** The task **
Go through the material below and count the lines with the string "threshold"; the number is the whole answer.

** Records to use **

------------------------------------------------------------------------

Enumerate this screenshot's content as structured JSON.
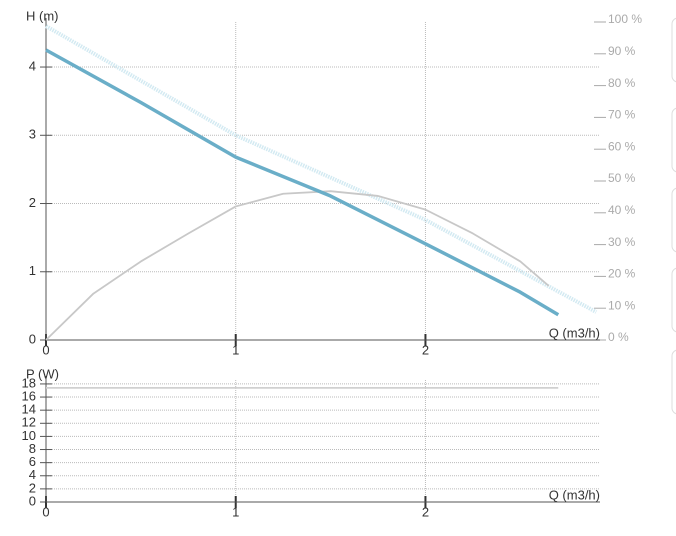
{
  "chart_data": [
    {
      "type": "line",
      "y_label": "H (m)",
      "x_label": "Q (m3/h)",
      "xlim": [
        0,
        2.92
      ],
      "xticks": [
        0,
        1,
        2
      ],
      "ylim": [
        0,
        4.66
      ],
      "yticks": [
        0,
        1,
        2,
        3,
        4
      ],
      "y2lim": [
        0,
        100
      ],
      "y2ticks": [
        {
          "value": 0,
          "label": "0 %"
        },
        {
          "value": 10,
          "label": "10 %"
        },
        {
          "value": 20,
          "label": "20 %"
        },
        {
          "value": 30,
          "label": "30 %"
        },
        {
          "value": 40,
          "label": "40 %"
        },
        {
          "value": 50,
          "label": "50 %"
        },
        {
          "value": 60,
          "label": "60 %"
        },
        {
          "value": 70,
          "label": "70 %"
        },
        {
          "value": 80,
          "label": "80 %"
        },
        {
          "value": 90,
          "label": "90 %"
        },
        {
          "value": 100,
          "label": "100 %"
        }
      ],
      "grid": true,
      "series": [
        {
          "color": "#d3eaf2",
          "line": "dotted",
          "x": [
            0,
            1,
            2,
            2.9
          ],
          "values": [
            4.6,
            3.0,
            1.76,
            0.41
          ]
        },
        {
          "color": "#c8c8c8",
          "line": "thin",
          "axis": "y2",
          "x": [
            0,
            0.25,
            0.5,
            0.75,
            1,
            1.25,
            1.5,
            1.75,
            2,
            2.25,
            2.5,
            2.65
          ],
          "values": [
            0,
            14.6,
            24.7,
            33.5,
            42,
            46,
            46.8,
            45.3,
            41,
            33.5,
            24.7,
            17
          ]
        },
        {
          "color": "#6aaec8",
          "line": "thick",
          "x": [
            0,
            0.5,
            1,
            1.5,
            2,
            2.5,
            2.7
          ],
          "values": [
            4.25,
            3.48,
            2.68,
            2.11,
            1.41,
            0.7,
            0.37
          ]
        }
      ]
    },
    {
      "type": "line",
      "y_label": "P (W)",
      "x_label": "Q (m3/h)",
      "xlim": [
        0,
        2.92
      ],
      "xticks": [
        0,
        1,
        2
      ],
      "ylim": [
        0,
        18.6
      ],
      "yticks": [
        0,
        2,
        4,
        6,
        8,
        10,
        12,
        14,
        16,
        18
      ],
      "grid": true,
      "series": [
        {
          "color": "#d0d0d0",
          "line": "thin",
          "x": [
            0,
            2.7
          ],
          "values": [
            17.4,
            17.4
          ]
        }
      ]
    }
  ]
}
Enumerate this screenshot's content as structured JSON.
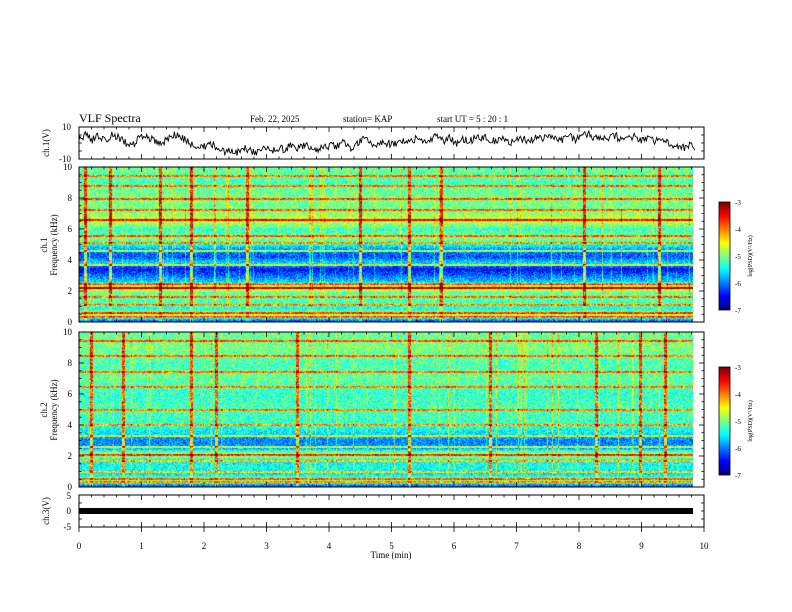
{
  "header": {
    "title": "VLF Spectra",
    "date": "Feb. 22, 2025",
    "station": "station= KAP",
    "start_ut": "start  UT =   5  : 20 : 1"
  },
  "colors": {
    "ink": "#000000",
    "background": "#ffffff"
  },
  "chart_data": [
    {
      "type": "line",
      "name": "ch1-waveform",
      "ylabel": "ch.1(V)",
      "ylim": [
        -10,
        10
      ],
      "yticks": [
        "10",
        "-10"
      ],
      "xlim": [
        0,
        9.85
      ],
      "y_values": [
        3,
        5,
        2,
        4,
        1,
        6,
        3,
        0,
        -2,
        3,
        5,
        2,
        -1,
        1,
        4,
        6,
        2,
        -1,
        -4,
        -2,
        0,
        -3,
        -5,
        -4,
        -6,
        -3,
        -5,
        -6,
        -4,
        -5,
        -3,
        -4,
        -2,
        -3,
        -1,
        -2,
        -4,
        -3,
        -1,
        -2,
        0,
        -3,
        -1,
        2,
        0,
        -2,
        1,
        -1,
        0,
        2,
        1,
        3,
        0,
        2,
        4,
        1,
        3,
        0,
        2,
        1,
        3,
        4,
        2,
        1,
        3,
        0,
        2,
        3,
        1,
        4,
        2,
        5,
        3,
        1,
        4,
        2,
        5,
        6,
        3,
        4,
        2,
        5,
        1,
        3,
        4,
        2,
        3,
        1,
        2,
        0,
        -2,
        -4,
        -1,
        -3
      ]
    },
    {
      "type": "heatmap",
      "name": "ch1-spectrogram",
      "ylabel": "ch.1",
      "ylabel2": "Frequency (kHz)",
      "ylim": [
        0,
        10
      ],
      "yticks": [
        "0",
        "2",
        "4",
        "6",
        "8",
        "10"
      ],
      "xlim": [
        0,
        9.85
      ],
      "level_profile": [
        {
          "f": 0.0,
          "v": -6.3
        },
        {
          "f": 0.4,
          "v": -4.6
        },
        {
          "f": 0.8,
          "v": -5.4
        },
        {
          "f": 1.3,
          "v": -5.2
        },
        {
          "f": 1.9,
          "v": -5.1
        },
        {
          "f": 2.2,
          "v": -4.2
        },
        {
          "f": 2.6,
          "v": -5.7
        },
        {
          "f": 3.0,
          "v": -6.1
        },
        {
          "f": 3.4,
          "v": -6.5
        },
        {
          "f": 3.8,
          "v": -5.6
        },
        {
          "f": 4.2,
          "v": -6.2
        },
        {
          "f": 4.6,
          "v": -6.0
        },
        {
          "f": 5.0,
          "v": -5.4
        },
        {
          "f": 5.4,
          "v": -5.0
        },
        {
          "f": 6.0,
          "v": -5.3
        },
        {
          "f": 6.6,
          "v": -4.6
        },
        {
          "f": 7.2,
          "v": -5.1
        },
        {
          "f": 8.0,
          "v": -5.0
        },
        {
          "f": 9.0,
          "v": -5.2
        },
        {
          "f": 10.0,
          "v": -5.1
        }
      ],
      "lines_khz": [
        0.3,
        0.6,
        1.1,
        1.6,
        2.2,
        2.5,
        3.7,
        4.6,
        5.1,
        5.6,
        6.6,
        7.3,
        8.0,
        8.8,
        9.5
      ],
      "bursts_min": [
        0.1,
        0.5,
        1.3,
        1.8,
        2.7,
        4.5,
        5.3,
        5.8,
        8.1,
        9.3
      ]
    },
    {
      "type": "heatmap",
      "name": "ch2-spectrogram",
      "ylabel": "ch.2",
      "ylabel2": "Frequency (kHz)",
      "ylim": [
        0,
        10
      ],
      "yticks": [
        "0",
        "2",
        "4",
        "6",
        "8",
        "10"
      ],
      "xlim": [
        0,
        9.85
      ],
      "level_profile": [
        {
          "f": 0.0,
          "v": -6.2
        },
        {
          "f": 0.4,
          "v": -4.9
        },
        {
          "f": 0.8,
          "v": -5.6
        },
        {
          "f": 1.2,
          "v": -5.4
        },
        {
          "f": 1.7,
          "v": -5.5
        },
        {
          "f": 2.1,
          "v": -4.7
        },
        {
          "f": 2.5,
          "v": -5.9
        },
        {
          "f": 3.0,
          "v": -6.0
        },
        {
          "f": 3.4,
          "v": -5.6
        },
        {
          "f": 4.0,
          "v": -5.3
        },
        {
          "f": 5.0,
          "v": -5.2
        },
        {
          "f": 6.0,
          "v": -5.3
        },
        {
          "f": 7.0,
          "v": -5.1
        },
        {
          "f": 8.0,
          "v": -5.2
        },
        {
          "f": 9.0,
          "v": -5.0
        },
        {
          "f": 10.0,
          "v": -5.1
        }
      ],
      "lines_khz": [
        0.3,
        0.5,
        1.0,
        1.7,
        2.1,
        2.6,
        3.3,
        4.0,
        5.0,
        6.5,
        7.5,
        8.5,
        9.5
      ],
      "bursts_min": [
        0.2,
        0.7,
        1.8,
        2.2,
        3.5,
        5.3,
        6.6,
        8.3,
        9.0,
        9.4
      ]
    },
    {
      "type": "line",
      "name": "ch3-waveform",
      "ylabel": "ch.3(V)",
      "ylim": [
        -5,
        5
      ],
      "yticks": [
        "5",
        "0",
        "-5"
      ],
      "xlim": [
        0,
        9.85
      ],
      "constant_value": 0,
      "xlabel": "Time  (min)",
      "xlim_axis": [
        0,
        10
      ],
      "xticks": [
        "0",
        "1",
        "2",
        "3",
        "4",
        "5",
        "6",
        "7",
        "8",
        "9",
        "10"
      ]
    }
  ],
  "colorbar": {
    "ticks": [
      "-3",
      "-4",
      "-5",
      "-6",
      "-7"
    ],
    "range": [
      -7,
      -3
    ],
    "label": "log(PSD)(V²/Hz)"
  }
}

------------------------------------------------------------------------

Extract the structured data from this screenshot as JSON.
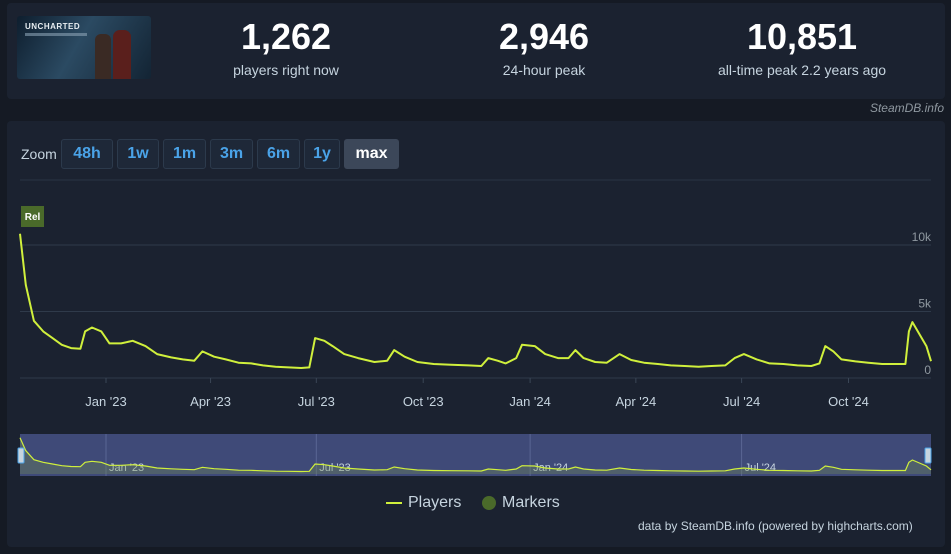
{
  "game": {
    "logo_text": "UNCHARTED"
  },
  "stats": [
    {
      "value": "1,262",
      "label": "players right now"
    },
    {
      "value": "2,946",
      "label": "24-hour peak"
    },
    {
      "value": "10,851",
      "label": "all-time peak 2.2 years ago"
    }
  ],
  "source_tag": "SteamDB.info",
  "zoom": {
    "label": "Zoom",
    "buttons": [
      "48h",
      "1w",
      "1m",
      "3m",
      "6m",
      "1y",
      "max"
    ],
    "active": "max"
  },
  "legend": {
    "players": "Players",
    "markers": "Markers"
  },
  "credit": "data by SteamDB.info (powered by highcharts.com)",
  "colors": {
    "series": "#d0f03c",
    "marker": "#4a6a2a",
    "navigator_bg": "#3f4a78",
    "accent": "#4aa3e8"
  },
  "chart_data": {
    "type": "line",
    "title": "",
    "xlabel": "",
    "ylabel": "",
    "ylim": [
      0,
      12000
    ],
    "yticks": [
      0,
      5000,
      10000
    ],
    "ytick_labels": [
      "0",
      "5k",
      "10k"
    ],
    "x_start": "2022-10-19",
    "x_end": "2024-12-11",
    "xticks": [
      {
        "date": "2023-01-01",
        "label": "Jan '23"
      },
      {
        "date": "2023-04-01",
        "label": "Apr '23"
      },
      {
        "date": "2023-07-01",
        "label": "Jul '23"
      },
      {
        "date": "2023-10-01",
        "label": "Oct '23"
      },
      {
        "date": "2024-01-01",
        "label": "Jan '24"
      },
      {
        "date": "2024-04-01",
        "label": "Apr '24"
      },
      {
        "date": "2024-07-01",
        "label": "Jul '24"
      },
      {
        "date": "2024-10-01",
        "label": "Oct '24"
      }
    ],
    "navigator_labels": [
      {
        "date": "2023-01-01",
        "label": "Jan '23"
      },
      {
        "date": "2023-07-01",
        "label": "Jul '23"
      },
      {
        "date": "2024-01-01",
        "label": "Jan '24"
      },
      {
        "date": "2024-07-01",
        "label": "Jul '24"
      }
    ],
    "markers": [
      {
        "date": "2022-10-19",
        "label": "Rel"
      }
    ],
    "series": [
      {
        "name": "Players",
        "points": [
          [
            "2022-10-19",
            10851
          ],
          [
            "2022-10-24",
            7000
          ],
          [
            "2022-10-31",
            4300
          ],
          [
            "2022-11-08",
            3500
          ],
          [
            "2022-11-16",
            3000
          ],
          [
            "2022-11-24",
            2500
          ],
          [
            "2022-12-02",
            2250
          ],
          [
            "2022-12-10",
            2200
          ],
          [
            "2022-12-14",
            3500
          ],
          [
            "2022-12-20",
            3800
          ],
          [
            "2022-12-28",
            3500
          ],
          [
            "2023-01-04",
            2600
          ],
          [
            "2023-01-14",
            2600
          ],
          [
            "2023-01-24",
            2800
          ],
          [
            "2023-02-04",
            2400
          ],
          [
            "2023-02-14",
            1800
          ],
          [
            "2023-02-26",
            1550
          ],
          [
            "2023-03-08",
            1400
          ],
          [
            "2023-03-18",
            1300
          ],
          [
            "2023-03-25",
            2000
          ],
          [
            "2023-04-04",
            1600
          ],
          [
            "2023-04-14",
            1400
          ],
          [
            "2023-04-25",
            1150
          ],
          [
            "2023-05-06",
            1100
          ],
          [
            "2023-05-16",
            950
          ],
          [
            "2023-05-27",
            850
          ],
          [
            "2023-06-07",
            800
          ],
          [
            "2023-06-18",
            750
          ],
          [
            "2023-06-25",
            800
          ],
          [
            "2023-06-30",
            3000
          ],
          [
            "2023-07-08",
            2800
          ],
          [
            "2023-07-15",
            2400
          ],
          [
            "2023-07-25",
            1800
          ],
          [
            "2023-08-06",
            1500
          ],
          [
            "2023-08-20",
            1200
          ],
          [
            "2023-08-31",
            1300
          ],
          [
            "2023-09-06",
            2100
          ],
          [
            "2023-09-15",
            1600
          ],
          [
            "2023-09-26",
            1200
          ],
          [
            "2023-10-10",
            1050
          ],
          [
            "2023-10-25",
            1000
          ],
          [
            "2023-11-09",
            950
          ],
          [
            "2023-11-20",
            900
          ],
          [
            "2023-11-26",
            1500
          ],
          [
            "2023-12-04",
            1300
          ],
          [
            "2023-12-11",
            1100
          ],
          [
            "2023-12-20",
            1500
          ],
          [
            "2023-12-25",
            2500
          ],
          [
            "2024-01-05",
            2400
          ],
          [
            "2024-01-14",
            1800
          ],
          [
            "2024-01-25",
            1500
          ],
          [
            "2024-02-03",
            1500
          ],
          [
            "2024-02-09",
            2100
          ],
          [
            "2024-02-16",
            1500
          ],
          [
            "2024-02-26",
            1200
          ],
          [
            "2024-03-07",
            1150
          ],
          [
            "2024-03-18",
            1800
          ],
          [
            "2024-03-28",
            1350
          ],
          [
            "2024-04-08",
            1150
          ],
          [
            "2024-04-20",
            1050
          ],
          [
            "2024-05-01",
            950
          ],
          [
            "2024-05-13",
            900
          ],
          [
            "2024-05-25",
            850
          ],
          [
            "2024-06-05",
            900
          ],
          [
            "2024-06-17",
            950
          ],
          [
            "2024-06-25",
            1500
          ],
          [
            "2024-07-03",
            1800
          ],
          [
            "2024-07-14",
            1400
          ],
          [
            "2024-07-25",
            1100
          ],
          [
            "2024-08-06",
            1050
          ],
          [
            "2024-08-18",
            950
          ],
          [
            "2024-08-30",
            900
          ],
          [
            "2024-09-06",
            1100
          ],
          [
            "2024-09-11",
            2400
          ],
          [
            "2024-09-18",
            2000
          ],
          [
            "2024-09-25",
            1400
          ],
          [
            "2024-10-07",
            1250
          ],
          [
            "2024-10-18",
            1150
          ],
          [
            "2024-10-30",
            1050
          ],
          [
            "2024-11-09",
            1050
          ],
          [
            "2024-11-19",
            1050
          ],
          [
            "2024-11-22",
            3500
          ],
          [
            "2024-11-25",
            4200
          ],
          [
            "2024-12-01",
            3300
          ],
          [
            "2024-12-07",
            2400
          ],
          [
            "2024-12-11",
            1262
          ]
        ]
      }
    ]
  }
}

------------------------------------------------------------------------

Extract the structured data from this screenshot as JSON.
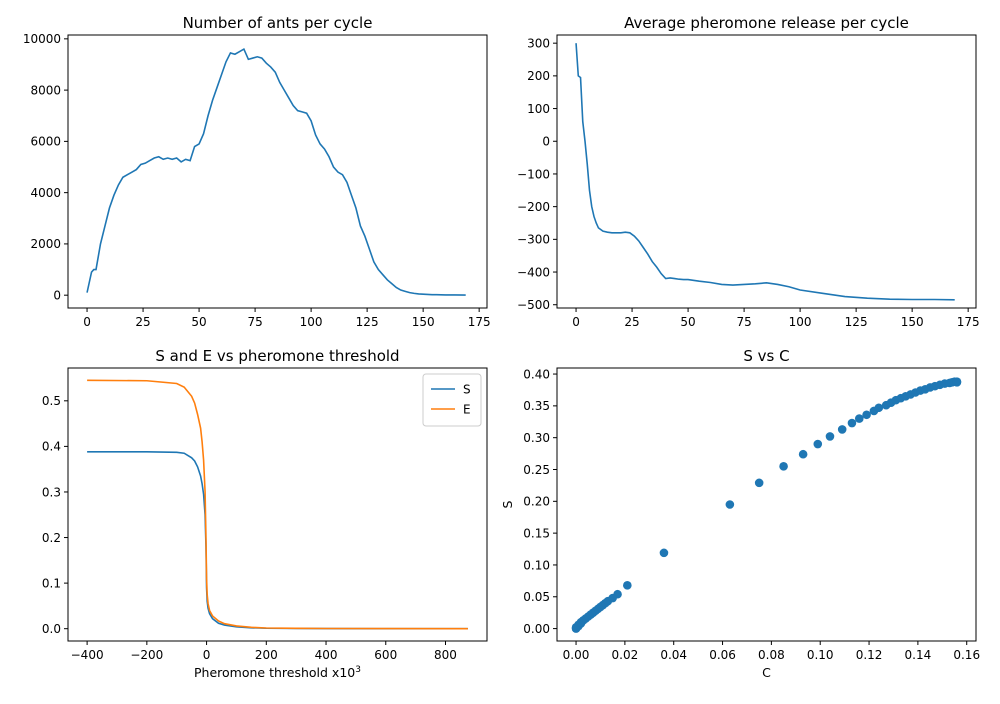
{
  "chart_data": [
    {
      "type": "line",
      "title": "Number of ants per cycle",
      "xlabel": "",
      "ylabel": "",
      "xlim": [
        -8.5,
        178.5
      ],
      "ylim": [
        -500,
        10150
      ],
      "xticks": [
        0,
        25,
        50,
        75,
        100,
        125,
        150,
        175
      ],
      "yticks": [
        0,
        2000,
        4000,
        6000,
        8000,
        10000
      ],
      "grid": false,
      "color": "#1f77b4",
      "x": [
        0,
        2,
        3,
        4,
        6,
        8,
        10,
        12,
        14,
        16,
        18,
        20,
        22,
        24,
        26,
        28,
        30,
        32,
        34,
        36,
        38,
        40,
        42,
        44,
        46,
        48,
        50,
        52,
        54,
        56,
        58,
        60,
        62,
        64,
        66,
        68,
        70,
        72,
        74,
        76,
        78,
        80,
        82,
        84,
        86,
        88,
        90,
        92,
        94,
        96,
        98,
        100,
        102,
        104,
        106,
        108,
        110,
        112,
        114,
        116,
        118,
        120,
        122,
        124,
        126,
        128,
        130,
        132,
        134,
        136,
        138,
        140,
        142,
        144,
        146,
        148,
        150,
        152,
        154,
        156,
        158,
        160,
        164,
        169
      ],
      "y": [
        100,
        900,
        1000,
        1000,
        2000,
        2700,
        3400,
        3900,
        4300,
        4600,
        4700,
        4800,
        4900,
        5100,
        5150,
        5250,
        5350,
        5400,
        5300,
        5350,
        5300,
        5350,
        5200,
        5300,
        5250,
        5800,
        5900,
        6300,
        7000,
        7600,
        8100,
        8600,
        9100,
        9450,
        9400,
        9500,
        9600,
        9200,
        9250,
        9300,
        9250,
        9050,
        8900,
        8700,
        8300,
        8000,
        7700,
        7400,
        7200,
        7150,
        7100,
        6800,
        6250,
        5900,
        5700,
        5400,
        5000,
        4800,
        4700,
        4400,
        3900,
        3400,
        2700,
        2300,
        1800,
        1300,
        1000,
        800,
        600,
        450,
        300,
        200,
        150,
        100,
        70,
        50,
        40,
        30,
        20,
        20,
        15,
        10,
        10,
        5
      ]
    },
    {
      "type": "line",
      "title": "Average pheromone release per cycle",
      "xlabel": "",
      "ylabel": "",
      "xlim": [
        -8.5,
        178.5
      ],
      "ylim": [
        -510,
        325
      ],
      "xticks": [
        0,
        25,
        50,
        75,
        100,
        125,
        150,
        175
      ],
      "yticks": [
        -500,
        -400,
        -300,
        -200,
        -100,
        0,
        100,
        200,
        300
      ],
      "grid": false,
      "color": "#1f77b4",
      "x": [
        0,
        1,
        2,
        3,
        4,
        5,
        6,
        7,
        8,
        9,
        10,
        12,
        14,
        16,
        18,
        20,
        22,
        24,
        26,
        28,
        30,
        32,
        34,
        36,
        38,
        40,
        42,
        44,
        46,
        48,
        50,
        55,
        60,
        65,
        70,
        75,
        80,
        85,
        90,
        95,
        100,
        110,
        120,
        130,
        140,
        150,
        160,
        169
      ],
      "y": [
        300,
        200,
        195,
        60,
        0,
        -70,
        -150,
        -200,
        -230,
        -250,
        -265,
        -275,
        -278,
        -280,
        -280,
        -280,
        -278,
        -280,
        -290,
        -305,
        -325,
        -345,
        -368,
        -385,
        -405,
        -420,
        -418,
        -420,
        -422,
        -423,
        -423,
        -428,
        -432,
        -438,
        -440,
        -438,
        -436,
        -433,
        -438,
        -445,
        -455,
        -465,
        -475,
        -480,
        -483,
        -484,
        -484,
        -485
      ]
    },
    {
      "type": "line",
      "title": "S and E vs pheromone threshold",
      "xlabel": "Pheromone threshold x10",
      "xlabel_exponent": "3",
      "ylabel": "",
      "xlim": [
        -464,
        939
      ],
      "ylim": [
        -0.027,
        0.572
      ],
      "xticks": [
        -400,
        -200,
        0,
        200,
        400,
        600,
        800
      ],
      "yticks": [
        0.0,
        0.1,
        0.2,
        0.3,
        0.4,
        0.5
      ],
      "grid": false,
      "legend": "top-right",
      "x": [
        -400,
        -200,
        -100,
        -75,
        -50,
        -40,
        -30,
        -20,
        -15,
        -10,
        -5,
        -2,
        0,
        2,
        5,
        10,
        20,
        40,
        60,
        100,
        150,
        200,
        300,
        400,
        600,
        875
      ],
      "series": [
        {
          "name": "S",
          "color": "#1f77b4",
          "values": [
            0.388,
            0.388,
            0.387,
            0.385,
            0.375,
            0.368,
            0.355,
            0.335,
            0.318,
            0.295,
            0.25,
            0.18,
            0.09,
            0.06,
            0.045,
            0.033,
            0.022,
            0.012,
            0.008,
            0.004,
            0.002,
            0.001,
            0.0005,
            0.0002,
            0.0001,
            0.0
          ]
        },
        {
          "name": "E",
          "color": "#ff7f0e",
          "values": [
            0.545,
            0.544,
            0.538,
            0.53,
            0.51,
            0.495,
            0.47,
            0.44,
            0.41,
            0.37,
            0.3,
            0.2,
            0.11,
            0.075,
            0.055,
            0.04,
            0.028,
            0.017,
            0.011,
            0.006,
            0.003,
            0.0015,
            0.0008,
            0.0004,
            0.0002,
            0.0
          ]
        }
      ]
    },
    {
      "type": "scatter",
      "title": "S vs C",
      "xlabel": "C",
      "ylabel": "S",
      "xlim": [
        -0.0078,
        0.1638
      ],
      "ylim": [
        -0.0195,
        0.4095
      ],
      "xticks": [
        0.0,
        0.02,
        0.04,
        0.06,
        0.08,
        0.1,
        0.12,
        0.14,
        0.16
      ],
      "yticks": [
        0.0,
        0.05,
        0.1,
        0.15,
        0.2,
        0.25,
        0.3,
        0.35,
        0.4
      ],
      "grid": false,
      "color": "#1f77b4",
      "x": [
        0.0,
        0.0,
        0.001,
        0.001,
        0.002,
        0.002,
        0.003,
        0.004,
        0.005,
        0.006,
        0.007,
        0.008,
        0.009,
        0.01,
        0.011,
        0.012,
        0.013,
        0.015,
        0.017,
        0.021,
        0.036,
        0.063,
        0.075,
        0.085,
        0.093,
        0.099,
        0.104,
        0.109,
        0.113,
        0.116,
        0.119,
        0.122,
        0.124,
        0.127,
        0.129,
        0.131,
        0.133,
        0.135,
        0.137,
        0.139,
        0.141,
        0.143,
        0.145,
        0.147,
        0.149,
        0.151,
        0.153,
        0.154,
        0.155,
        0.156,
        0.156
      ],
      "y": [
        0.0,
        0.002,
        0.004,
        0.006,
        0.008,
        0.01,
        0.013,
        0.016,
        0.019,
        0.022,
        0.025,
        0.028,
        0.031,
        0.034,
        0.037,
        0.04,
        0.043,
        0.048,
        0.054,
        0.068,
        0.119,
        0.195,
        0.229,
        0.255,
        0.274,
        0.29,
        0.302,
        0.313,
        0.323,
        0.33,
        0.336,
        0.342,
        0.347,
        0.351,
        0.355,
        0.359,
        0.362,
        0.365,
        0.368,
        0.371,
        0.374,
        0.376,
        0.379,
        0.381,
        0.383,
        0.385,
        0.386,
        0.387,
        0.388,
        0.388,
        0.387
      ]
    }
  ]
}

------------------------------------------------------------------------

** Exercise result **
2